▶ [EXTRACT TO READ]:
*** Block opens ***

Brent Howard
OKLAHOMA CITY - Oklahoma lawmakers are poised to finally pass a law that brings back what was struck more than five years ago by the state Supreme Court - a cap on certain damages in lawsuits that helps businesses avoid blockbuster verdicts.
Parts of a tort-reform package have been included in a budget deal between leaders in both chambers of the Oklahoma Legislature and Gov. Kevin Stitt, and chief among them is a $500,000 cap on non-economic damages that companies can feel confident would withstand a legal challenge, considering six of the state Supreme Court's justices were appointed by Republican governors.
That wasn't the case in 2019, though, when that court invalidated a $350,000 cap in a controversial opinion.
"I think it'll be huge for our business community to have some sort of certainty that the cap provides when evaluating risk," said Adam Maxey, vice president of government affairs for the Oklahoma State Chamber.
The 2019 ruling held the $350,000 cap was a "special law" that created preferences and established inequality. For example, it said wrongful death plaintiffs received more than others who suffered a bodily injury.
Dissenting justice James Edmondson, who is still on the court, wrote "a legislative cap on damages... is included within the historically recognized role of a legislature in defining, creating, or abolishing a legal cause of action." Some states have caps on all civil cases, while some others restrict them to medical-malpractice lawsuits.

*** Block closes ***

▶ [ENTRIES PROVIDED]:

*** Block opens ***

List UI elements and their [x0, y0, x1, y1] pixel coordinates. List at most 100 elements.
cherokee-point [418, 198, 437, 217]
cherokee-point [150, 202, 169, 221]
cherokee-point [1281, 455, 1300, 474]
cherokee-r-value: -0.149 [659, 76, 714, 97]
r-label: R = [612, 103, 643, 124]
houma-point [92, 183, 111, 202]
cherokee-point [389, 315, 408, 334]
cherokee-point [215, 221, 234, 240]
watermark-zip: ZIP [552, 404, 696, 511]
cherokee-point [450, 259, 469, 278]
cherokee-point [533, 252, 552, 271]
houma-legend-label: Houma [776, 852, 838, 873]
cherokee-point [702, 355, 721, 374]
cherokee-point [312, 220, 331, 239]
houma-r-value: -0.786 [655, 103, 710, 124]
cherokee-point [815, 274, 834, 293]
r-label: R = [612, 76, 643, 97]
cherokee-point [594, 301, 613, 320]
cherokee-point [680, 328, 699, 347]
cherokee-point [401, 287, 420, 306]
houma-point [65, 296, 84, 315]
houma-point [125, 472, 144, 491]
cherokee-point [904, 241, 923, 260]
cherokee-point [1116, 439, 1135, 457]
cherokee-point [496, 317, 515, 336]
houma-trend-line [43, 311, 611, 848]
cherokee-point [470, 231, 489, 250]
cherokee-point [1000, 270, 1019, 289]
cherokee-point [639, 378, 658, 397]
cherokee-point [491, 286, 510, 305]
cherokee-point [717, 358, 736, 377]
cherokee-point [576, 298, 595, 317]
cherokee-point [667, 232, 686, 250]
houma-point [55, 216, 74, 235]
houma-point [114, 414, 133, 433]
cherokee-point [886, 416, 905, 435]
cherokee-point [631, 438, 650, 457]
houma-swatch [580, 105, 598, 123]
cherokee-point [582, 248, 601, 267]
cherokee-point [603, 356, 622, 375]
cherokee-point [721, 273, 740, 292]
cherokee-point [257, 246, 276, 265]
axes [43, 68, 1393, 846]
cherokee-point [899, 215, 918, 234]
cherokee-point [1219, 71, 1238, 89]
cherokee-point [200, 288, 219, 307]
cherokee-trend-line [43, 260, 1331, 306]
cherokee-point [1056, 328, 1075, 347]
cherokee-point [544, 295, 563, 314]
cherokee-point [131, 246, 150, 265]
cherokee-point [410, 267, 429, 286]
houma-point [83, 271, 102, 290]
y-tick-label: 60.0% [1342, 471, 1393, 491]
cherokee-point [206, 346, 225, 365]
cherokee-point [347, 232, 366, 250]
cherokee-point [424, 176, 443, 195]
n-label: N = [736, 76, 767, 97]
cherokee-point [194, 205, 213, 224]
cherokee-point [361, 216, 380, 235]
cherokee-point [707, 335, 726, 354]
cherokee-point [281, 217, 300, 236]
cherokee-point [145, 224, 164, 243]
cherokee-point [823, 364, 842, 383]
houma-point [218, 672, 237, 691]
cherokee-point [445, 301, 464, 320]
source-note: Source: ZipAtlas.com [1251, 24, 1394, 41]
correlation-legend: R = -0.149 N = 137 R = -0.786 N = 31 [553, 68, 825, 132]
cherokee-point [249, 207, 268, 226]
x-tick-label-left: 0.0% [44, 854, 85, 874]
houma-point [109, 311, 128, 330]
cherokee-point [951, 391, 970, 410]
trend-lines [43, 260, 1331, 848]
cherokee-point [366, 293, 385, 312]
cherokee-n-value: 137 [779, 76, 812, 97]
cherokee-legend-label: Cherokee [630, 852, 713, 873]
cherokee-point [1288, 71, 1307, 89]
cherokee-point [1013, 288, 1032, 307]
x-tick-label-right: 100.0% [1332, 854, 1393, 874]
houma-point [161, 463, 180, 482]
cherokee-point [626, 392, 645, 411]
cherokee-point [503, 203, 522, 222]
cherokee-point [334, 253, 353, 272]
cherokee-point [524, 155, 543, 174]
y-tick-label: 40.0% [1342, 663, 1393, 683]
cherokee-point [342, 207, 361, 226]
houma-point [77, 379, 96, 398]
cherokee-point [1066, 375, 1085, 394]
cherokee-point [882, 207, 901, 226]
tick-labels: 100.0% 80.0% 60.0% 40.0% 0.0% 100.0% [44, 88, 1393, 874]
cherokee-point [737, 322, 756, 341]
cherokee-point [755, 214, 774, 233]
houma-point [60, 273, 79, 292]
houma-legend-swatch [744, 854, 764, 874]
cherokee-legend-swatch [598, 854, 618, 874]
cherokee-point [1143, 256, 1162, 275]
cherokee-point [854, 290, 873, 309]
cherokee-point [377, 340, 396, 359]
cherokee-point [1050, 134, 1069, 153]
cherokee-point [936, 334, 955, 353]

*** Block closes ***

▶ [WORK INSTRUCTION 1]: In the article on Oklahoma's damages cap, what is the limit on non-economic damages in the budget deal?
▶ [WORK INSTRUCTION 2]: Output everything in the damages-cap article from "That wasn't the" down to "a bodily injury.".
The rows come from a separate source and are unrelated to the article.

▶ [WRITTEN SOLUTION 1]: $500,000

▶ [WRITTEN SOLUTION 2]:
That wasn't the case in 2019, though, when that court invalidated a $350,000 cap in a controversial opinion.
"I think it'll be huge for our business community to have some sort of certainty that the cap provides when evaluating risk," said Adam Maxey, vice president of government affairs for the Oklahoma State Chamber.
The 2019 ruling held the $350,000 cap was a "special law" that created preferences and established inequality. For example, it said wrongful death plaintiffs received more than others who suffered a bodily injury.